*Written instruction*
The entries below are to be repeated exactly as they stand.

__________

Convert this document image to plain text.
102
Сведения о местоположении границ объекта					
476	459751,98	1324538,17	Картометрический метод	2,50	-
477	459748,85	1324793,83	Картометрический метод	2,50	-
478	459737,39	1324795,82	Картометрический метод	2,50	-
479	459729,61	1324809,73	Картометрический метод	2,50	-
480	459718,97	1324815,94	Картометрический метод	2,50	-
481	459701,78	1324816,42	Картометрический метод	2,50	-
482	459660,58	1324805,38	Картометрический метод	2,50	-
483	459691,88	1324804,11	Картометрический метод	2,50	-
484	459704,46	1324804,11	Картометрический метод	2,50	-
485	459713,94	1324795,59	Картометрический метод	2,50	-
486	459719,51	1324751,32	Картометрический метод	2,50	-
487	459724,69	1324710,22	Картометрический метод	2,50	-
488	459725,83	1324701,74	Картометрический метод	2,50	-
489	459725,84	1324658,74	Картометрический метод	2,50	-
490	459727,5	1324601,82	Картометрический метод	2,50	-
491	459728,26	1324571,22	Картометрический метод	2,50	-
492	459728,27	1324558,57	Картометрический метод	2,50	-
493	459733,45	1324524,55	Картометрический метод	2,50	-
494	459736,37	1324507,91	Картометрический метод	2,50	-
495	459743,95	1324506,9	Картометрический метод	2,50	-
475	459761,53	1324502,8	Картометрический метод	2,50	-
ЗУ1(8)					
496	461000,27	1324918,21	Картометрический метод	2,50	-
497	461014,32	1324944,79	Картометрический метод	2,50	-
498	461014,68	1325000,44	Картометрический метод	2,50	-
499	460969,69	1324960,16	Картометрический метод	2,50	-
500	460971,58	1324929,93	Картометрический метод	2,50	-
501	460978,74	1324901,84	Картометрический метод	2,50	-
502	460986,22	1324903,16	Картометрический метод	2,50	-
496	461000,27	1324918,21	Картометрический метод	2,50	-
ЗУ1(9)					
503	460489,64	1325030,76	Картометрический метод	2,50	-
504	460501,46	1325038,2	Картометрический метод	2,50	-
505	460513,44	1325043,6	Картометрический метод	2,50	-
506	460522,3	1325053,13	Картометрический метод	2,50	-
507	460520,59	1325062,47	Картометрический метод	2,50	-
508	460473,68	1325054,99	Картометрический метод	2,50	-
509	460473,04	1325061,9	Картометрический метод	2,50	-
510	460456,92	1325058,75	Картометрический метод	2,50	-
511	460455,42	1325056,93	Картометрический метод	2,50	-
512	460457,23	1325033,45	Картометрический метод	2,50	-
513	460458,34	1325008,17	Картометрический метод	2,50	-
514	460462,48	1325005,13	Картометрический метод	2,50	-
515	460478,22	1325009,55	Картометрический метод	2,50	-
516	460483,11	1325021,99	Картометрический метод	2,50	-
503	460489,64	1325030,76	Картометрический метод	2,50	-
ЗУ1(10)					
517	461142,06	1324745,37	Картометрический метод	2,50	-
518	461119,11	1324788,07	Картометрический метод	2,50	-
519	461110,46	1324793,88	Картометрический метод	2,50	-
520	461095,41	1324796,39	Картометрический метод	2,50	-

__________

*Final answer*
Convert this document image to plain text.
102
Сведения о местоположении границ объекта					
476	459751,98	1324538,17	Картометрический метод	2,50	-
477	459748,85	1324793,83	Картометрический метод	2,50	-
478	459737,39	1324795,82	Картометрический метод	2,50	-
479	459729,61	1324809,73	Картометрический метод	2,50	-
480	459718,97	1324815,94	Картометрический метод	2,50	-
481	459701,78	1324816,42	Картометрический метод	2,50	-
482	459660,58	1324805,38	Картометрический метод	2,50	-
483	459691,88	1324804,11	Картометрический метод	2,50	-
484	459704,46	1324804,11	Картометрический метод	2,50	-
485	459713,94	1324795,59	Картометрический метод	2,50	-
486	459719,51	1324751,32	Картометрический метод	2,50	-
487	459724,69	1324710,22	Картометрический метод	2,50	-
488	459725,83	1324701,74	Картометрический метод	2,50	-
489	459725,84	1324658,74	Картометрический метод	2,50	-
490	459727,5	1324601,82	Картометрический метод	2,50	-
491	459728,26	1324571,22	Картометрический метод	2,50	-
492	459728,27	1324558,57	Картометрический метод	2,50	-
493	459733,45	1324524,55	Картометрический метод	2,50	-
494	459736,37	1324507,91	Картометрический метод	2,50	-
495	459743,95	1324506,9	Картометрический метод	2,50	-
475	459761,53	1324502,8	Картометрический метод	2,50	-
ЗУ1(8)					
496	461000,27	1324918,21	Картометрический метод	2,50	-
497	461014,32	1324944,79	Картометрический метод	2,50	-
498	461014,68	1325000,44	Картометрический метод	2,50	-
499	460969,69	1324960,16	Картометрический метод	2,50	-
500	460971,58	1324929,93	Картометрический метод	2,50	-
501	460978,74	1324901,84	Картометрический метод	2,50	-
502	460986,22	1324903,16	Картометрический метод	2,50	-
496	461000,27	1324918,21	Картометрический метод	2,50	-
ЗУ1(9)					
503	460489,64	1325030,76	Картометрический метод	2,50	-
504	460501,46	1325038,2	Картометрический метод	2,50	-
505	460513,44	1325043,6	Картометрический метод	2,50	-
506	460522,3	1325053,13	Картометрический метод	2,50	-
507	460520,59	1325062,47	Картометрический метод	2,50	-
508	460473,68	1325054,99	Картометрический метод	2,50	-
509	460473,04	1325061,9	Картометрический метод	2,50	-
510	460456,92	1325058,75	Картометрический метод	2,50	-
511	460455,42	1325056,93	Картометрический метод	2,50	-
512	460457,23	1325033,45	Картометрический метод	2,50	-
513	460458,34	1325008,17	Картометрический метод	2,50	-
514	460462,48	1325005,13	Картометрический метод	2,50	-
515	460478,22	1325009,55	Картометрический метод	2,50	-
516	460483,11	1325021,99	Картометрический метод	2,50	-
503	460489,64	1325030,76	Картометрический метод	2,50	-
ЗУ1(10)					
517	461142,06	1324745,37	Картометрический метод	2,50	-
518	461119,11	1324788,07	Картометрический метод	2,50	-
519	461110,46	1324793,88	Картометрический метод	2,50	-
520	461095,41	1324796,39	Картометрический метод	2,50	-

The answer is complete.